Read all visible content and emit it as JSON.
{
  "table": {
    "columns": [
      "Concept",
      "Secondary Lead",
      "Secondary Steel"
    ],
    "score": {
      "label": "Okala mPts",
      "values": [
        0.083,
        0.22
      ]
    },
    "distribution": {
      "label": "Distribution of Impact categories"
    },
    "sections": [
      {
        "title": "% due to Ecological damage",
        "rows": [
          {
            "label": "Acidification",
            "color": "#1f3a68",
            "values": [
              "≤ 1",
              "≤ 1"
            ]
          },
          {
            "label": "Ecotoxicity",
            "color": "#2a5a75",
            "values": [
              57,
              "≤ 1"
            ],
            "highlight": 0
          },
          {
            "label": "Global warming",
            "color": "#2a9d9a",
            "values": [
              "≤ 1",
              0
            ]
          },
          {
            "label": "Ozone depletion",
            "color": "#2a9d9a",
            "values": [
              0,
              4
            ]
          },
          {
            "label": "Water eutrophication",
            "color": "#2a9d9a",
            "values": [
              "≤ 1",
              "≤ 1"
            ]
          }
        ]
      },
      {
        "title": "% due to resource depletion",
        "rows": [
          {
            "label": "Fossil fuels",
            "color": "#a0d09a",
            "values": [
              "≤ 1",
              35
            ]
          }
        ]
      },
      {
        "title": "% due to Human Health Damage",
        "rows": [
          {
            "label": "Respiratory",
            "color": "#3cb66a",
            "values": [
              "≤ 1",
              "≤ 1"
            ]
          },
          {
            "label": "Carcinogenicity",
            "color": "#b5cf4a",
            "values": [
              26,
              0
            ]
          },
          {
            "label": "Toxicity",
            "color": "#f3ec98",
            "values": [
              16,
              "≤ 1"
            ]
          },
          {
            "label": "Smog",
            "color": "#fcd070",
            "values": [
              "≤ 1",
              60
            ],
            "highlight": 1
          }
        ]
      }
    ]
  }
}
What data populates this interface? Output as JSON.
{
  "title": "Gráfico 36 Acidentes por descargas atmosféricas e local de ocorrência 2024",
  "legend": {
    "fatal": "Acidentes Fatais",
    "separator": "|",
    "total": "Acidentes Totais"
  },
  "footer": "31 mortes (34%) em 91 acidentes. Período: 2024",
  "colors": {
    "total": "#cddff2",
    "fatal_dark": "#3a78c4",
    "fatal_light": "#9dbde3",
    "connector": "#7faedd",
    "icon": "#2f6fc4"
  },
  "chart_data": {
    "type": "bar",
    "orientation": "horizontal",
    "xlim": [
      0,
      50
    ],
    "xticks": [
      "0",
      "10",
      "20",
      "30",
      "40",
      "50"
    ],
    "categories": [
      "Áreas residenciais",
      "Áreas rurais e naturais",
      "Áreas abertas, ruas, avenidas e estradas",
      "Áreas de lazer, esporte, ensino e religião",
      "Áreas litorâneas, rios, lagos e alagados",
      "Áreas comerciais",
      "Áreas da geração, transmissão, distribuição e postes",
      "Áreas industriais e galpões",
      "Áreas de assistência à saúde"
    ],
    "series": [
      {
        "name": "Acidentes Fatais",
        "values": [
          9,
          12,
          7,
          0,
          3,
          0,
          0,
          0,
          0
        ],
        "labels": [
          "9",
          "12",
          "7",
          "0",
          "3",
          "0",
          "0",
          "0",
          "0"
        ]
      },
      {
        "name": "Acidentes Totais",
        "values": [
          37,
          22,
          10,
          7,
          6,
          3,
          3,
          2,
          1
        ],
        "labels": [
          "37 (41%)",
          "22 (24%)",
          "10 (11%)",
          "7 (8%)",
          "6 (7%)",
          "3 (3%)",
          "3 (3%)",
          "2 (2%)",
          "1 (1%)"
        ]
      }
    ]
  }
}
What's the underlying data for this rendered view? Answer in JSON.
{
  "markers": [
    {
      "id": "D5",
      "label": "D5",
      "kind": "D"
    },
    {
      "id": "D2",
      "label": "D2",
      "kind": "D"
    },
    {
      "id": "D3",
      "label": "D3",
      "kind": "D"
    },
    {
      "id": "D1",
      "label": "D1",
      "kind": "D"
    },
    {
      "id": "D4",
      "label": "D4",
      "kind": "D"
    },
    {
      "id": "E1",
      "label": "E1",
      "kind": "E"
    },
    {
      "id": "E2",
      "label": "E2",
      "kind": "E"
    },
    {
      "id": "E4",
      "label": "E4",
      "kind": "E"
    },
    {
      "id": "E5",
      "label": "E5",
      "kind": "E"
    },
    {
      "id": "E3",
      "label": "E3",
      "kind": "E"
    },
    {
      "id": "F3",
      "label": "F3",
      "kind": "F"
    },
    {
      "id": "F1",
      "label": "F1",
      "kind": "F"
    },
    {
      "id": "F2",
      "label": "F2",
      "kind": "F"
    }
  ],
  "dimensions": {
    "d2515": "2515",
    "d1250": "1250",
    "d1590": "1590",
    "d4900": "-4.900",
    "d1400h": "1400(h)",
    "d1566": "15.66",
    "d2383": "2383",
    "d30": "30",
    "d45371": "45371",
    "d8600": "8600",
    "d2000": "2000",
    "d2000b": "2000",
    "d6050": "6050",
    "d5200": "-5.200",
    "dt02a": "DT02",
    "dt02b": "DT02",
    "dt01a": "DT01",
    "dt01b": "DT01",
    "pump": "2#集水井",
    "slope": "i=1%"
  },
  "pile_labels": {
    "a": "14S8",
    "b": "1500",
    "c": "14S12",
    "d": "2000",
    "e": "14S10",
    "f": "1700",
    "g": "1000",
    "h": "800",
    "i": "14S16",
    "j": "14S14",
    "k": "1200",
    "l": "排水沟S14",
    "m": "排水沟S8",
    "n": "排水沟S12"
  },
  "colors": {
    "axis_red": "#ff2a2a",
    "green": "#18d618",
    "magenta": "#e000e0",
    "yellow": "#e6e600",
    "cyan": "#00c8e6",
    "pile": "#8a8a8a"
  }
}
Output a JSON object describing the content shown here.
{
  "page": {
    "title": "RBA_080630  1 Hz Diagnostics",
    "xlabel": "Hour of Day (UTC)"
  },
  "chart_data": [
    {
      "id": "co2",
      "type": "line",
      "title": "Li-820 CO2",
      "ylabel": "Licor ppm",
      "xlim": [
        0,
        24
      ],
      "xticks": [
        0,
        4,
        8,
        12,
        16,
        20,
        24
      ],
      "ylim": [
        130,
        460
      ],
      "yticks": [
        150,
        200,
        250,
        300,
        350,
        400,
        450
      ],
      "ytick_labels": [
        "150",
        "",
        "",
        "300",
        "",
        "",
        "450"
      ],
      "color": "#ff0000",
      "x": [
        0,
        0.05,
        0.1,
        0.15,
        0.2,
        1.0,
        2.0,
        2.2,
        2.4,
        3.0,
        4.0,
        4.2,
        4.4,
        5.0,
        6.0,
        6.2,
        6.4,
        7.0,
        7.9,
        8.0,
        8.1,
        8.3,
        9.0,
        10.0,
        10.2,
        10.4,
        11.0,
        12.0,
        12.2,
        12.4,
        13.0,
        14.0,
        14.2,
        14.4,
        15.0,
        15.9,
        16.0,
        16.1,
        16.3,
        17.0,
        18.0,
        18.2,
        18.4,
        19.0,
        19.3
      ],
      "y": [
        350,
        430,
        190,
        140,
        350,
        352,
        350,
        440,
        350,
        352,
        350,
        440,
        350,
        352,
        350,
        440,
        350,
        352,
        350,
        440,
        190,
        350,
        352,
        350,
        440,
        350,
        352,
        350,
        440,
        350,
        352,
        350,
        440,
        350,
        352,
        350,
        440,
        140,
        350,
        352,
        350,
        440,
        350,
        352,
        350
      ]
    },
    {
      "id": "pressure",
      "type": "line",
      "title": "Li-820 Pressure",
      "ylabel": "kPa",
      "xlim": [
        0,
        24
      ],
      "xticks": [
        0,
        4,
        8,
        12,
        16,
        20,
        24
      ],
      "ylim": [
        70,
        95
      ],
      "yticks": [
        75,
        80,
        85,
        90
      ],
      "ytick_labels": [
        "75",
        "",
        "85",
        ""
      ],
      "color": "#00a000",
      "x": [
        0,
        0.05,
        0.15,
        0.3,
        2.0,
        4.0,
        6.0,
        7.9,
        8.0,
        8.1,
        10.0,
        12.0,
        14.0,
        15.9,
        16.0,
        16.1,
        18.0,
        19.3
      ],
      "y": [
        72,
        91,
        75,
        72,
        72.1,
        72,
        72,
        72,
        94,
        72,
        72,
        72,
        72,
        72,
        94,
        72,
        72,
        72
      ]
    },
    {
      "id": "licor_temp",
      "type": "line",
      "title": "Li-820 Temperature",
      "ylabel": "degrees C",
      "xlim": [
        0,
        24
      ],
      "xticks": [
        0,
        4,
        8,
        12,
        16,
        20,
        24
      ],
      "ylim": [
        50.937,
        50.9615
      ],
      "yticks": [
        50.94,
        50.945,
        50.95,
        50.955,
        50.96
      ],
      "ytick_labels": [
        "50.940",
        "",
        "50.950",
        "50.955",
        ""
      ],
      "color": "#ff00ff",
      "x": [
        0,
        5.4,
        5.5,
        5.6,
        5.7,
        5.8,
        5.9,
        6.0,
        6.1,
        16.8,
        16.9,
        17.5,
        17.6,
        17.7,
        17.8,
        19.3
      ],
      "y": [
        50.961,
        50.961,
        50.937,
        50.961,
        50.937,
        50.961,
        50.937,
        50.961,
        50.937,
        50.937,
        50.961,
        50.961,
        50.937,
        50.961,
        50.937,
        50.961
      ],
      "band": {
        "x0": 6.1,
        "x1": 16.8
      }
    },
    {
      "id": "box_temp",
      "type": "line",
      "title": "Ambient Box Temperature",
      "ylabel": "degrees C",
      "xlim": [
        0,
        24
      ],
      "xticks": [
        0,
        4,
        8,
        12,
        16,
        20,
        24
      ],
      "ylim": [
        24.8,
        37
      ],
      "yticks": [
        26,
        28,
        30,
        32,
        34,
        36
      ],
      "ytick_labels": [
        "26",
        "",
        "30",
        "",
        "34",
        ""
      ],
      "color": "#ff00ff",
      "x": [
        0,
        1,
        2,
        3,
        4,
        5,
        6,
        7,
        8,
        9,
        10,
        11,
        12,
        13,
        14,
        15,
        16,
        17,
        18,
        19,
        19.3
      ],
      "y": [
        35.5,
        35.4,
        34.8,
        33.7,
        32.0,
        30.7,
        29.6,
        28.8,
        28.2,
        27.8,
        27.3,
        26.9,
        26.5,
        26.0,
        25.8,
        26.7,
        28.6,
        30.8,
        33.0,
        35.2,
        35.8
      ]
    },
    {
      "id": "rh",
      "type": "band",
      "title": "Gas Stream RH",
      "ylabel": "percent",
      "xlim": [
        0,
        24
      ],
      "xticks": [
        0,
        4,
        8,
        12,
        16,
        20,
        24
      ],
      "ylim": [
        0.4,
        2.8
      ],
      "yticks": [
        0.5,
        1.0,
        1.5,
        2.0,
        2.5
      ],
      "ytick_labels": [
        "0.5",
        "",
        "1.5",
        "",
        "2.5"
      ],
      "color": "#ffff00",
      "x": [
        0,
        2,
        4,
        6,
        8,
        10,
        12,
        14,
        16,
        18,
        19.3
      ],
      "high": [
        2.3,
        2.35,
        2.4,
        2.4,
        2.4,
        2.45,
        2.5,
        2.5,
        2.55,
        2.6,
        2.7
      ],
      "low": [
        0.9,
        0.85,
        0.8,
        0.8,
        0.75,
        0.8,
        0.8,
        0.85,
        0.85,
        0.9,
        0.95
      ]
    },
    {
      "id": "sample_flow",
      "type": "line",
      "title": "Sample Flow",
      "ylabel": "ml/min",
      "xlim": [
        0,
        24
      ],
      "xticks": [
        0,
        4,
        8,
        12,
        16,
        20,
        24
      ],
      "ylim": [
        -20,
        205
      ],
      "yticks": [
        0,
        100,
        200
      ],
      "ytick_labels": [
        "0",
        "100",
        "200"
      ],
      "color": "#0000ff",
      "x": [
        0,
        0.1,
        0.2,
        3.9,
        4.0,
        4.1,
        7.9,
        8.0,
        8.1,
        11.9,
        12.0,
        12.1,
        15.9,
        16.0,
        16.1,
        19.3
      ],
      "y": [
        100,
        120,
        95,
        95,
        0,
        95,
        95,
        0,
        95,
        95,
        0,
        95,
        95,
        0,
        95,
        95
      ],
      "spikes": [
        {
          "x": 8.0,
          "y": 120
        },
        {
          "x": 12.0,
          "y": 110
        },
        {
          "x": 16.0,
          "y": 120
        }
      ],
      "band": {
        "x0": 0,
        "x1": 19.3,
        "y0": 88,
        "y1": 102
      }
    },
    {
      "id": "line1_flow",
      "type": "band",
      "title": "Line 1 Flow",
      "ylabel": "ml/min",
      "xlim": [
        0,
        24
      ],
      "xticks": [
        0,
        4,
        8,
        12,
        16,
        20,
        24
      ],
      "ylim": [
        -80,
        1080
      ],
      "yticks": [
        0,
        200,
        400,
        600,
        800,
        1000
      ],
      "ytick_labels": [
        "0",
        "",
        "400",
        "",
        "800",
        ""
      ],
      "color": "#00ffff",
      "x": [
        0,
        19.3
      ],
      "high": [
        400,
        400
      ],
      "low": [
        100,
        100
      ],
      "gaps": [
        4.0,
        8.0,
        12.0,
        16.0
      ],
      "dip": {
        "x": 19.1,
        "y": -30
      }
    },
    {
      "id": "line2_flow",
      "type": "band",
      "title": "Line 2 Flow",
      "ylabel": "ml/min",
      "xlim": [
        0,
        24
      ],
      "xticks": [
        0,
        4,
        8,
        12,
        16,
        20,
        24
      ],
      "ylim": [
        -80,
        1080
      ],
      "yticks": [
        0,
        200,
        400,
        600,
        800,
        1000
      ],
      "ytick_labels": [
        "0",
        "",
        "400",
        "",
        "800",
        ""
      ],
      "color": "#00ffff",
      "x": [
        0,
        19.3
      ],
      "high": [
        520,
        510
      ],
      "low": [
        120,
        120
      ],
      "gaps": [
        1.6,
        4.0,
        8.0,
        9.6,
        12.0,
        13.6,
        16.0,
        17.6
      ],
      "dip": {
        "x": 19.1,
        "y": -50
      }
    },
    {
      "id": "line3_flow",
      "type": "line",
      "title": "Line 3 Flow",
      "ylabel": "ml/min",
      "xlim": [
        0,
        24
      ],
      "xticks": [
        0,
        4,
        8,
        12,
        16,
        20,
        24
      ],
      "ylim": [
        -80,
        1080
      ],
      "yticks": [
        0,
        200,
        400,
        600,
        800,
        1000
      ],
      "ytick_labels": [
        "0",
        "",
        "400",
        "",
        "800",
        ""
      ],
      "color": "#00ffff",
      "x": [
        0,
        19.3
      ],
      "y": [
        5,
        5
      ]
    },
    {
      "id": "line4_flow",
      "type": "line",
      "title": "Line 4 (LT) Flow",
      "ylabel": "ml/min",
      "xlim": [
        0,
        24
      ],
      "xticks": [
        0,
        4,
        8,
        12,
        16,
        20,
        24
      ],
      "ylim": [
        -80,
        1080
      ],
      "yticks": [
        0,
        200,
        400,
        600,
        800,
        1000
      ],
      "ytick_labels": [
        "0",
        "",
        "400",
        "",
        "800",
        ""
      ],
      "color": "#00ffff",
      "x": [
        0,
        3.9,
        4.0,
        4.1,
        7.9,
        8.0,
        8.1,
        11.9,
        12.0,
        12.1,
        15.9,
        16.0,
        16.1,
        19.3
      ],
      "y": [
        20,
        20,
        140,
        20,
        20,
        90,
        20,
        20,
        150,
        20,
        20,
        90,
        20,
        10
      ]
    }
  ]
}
----
Within the data above, pick out all lines holding the word "this".

What data populates this interface? Output as JSON.
What's the underlying data for this rendered view? Answer in JSON.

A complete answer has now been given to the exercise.